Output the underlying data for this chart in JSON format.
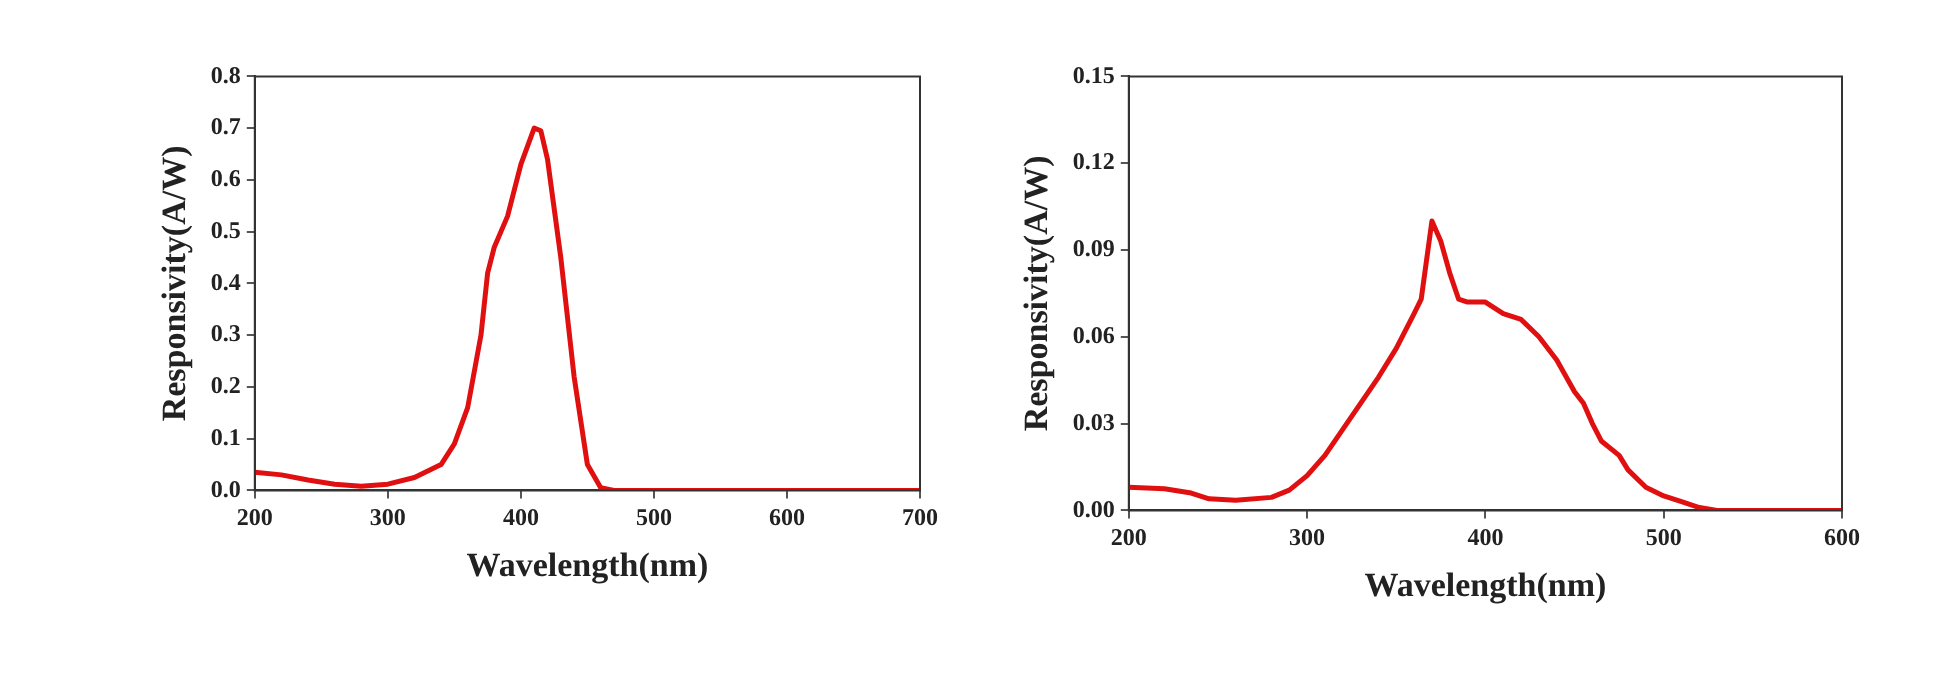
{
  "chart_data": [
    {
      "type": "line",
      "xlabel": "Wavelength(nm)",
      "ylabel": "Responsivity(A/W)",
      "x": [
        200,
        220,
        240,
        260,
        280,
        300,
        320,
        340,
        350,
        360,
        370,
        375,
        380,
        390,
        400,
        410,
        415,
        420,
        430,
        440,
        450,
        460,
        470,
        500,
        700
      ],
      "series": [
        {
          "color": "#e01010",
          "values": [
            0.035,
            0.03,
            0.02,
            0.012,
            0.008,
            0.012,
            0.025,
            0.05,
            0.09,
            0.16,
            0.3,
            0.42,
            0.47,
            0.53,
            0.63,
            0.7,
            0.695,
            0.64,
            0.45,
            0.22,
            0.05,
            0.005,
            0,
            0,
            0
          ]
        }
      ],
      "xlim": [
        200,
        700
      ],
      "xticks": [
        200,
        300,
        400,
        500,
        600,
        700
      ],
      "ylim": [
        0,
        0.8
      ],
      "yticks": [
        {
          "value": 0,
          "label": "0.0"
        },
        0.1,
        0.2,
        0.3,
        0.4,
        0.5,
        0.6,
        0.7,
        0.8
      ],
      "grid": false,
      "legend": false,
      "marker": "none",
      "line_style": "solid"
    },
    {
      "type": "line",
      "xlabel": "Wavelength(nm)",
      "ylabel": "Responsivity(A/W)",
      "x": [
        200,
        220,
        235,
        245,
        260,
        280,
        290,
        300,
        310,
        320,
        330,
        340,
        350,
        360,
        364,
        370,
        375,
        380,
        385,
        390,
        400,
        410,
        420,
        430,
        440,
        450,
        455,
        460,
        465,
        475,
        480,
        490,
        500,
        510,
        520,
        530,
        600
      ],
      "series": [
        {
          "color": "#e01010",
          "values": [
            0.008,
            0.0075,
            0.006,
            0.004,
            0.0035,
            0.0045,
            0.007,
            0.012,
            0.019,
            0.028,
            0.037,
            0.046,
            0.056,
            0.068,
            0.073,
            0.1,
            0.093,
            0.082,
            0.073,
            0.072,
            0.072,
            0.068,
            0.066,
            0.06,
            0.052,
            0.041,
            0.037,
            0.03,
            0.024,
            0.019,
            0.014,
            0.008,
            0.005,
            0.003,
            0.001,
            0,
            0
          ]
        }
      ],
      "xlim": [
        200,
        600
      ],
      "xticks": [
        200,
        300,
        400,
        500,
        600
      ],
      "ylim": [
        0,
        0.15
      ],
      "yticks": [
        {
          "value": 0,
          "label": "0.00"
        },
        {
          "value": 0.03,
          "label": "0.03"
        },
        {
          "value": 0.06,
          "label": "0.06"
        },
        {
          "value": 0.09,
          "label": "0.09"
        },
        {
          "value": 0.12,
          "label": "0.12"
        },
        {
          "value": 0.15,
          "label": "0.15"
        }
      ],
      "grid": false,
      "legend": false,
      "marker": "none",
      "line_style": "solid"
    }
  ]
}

:::

EXERCISE REQUIREMENTS:
Copy each line of the records precisely and drop any images they hold.

ANSWER TO THE EXERCISE:
Output the underlying data for this chart in JSON format.
{
  "chart_data": [
    {
      "type": "line",
      "xlabel": "Wavelength(nm)",
      "ylabel": "Responsivity(A/W)",
      "x": [
        200,
        220,
        240,
        260,
        280,
        300,
        320,
        340,
        350,
        360,
        370,
        375,
        380,
        390,
        400,
        410,
        415,
        420,
        430,
        440,
        450,
        460,
        470,
        500,
        700
      ],
      "series": [
        {
          "color": "#e01010",
          "values": [
            0.035,
            0.03,
            0.02,
            0.012,
            0.008,
            0.012,
            0.025,
            0.05,
            0.09,
            0.16,
            0.3,
            0.42,
            0.47,
            0.53,
            0.63,
            0.7,
            0.695,
            0.64,
            0.45,
            0.22,
            0.05,
            0.005,
            0,
            0,
            0
          ]
        }
      ],
      "xlim": [
        200,
        700
      ],
      "xticks": [
        200,
        300,
        400,
        500,
        600,
        700
      ],
      "ylim": [
        0,
        0.8
      ],
      "yticks": [
        {
          "value": 0,
          "label": "0.0"
        },
        0.1,
        0.2,
        0.3,
        0.4,
        0.5,
        0.6,
        0.7,
        0.8
      ],
      "grid": false,
      "legend": false,
      "marker": "none",
      "line_style": "solid"
    },
    {
      "type": "line",
      "xlabel": "Wavelength(nm)",
      "ylabel": "Responsivity(A/W)",
      "x": [
        200,
        220,
        235,
        245,
        260,
        280,
        290,
        300,
        310,
        320,
        330,
        340,
        350,
        360,
        364,
        370,
        375,
        380,
        385,
        390,
        400,
        410,
        420,
        430,
        440,
        450,
        455,
        460,
        465,
        475,
        480,
        490,
        500,
        510,
        520,
        530,
        600
      ],
      "series": [
        {
          "color": "#e01010",
          "values": [
            0.008,
            0.0075,
            0.006,
            0.004,
            0.0035,
            0.0045,
            0.007,
            0.012,
            0.019,
            0.028,
            0.037,
            0.046,
            0.056,
            0.068,
            0.073,
            0.1,
            0.093,
            0.082,
            0.073,
            0.072,
            0.072,
            0.068,
            0.066,
            0.06,
            0.052,
            0.041,
            0.037,
            0.03,
            0.024,
            0.019,
            0.014,
            0.008,
            0.005,
            0.003,
            0.001,
            0,
            0
          ]
        }
      ],
      "xlim": [
        200,
        600
      ],
      "xticks": [
        200,
        300,
        400,
        500,
        600
      ],
      "ylim": [
        0,
        0.15
      ],
      "yticks": [
        {
          "value": 0,
          "label": "0.00"
        },
        {
          "value": 0.03,
          "label": "0.03"
        },
        {
          "value": 0.06,
          "label": "0.06"
        },
        {
          "value": 0.09,
          "label": "0.09"
        },
        {
          "value": 0.12,
          "label": "0.12"
        },
        {
          "value": 0.15,
          "label": "0.15"
        }
      ],
      "grid": false,
      "legend": false,
      "marker": "none",
      "line_style": "solid"
    }
  ]
}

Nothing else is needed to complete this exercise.